====== DATA LISTING ======

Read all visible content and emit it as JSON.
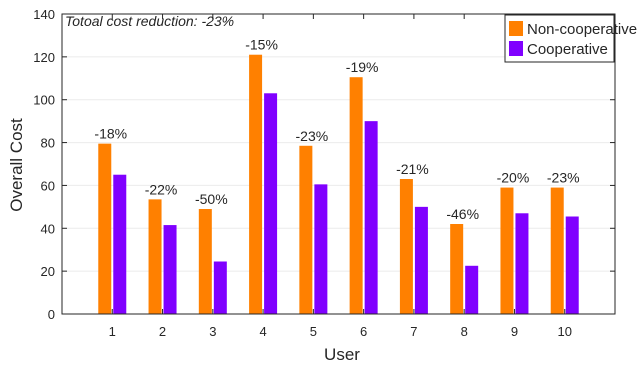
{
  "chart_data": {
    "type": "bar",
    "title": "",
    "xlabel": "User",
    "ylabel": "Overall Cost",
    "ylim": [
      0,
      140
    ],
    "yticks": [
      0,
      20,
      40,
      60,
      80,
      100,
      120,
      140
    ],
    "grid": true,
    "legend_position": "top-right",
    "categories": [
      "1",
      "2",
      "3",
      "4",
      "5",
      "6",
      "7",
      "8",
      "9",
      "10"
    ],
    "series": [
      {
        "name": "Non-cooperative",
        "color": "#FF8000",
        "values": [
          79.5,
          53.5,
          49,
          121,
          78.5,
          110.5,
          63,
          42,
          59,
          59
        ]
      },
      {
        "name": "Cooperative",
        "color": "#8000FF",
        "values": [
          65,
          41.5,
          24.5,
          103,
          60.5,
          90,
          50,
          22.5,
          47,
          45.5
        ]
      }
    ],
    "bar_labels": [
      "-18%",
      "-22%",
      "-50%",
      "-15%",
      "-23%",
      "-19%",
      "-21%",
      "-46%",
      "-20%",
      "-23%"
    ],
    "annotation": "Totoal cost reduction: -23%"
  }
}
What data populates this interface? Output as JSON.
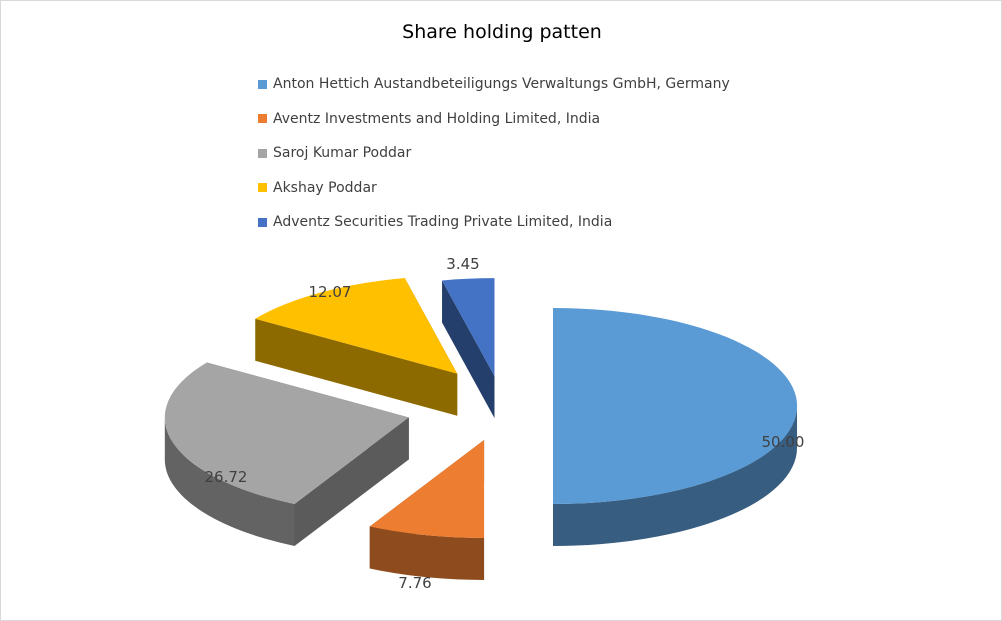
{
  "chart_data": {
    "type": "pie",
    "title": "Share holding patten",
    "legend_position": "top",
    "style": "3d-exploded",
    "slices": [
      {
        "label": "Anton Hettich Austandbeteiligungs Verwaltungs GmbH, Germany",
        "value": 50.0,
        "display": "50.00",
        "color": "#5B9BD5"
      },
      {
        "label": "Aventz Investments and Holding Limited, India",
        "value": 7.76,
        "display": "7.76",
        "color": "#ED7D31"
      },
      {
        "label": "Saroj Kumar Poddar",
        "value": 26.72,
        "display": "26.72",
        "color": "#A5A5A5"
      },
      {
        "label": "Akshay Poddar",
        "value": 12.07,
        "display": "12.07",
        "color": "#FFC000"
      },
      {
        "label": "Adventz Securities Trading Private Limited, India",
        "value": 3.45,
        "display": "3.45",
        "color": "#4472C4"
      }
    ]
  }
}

======

## OBJECTIVE
Show every line from the listing above in which the string "color" appears.

## RESULT OF THIS TASK
        "color": "#FF8000",
        "color": "#8000FF",
        "color": "#5B9BD5"
        "color": "#ED7D31"
        "color": "#A5A5A5"
        "color": "#FFC000"
        "color": "#4472C4"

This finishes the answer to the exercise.